== What to work on ==
Omit the pictures, then write out every entry exactly as it reads.

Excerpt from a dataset
┄┄┄┄┄┄┄┄┄┄┄┄┄┄┄┄┄┄┄┄
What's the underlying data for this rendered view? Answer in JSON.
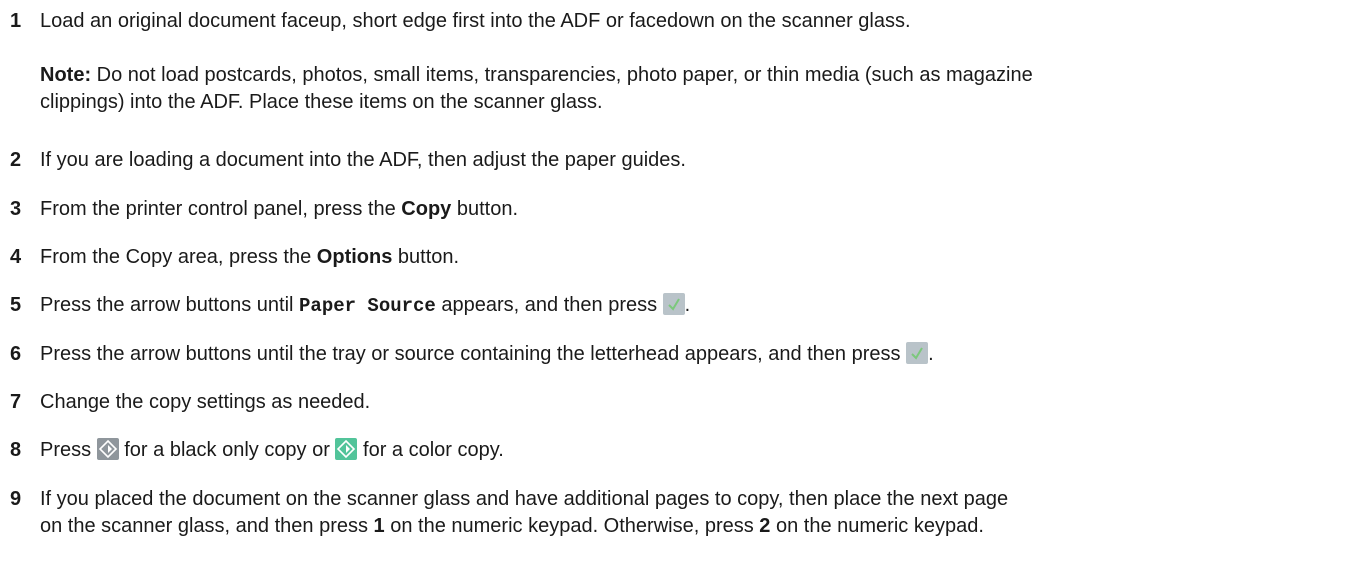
{
  "steps": [
    {
      "num": "1",
      "text": "Load an original document faceup, short edge first into the ADF or facedown on the scanner glass."
    },
    {
      "num": "2",
      "text": "If you are loading a document into the ADF, then adjust the paper guides."
    },
    {
      "num": "3",
      "pre": "From the printer control panel, press the ",
      "bold": "Copy",
      "post": " button."
    },
    {
      "num": "4",
      "pre": "From the Copy area, press the ",
      "bold": "Options",
      "post": " button."
    },
    {
      "num": "5",
      "pre": "Press the arrow buttons until ",
      "mono": "Paper Source",
      "post": " appears, and then press ",
      "end": "."
    },
    {
      "num": "6",
      "pre": "Press the arrow buttons until the tray or source containing the letterhead appears, and then press ",
      "end": "."
    },
    {
      "num": "7",
      "text": "Change the copy settings as needed."
    },
    {
      "num": "8",
      "pre": "Press ",
      "mid": " for a black only copy or ",
      "post": " for a color copy."
    },
    {
      "num": "9",
      "line1": "If you placed the document on the scanner glass and have additional pages to copy, then place the next page",
      "line2_pre": "on the scanner glass, and then press ",
      "key1": "1",
      "line2_mid": " on the numeric keypad. Otherwise, press ",
      "key2": "2",
      "line2_post": " on the numeric keypad."
    }
  ],
  "note": {
    "label": "Note:",
    "line1": " Do not load postcards, photos, small items, transparencies, photo paper, or thin media (such as magazine",
    "line2": "clippings) into the ADF. Place these items on the scanner glass."
  },
  "icons": {
    "select": "checkmark-select-icon",
    "start_black": "start-black-icon",
    "start_color": "start-color-icon"
  },
  "colors": {
    "select_bg": "#b9c3c9",
    "select_check": "#7cc87c",
    "start_black_bg": "#8f969c",
    "start_color_bg": "#52c49a"
  }
}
┄┄┄┄┄┄┄┄┄┄┄┄┄┄┄┄┄┄┄┄
== Result of this exercise ==
What's the underlying data for this rendered view? Answer in JSON.
{
  "steps": [
    {
      "num": "1",
      "text": "Load an original document faceup, short edge first into the ADF or facedown on the scanner glass."
    },
    {
      "num": "2",
      "text": "If you are loading a document into the ADF, then adjust the paper guides."
    },
    {
      "num": "3",
      "pre": "From the printer control panel, press the ",
      "bold": "Copy",
      "post": " button."
    },
    {
      "num": "4",
      "pre": "From the Copy area, press the ",
      "bold": "Options",
      "post": " button."
    },
    {
      "num": "5",
      "pre": "Press the arrow buttons until ",
      "mono": "Paper Source",
      "post": " appears, and then press ",
      "end": "."
    },
    {
      "num": "6",
      "pre": "Press the arrow buttons until the tray or source containing the letterhead appears, and then press ",
      "end": "."
    },
    {
      "num": "7",
      "text": "Change the copy settings as needed."
    },
    {
      "num": "8",
      "pre": "Press ",
      "mid": " for a black only copy or ",
      "post": " for a color copy."
    },
    {
      "num": "9",
      "line1": "If you placed the document on the scanner glass and have additional pages to copy, then place the next page",
      "line2_pre": "on the scanner glass, and then press ",
      "key1": "1",
      "line2_mid": " on the numeric keypad. Otherwise, press ",
      "key2": "2",
      "line2_post": " on the numeric keypad."
    }
  ],
  "note": {
    "label": "Note:",
    "line1": " Do not load postcards, photos, small items, transparencies, photo paper, or thin media (such as magazine",
    "line2": "clippings) into the ADF. Place these items on the scanner glass."
  },
  "icons": {
    "select": "checkmark-select-icon",
    "start_black": "start-black-icon",
    "start_color": "start-color-icon"
  },
  "colors": {
    "select_bg": "#b9c3c9",
    "select_check": "#7cc87c",
    "start_black_bg": "#8f969c",
    "start_color_bg": "#52c49a"
  }
}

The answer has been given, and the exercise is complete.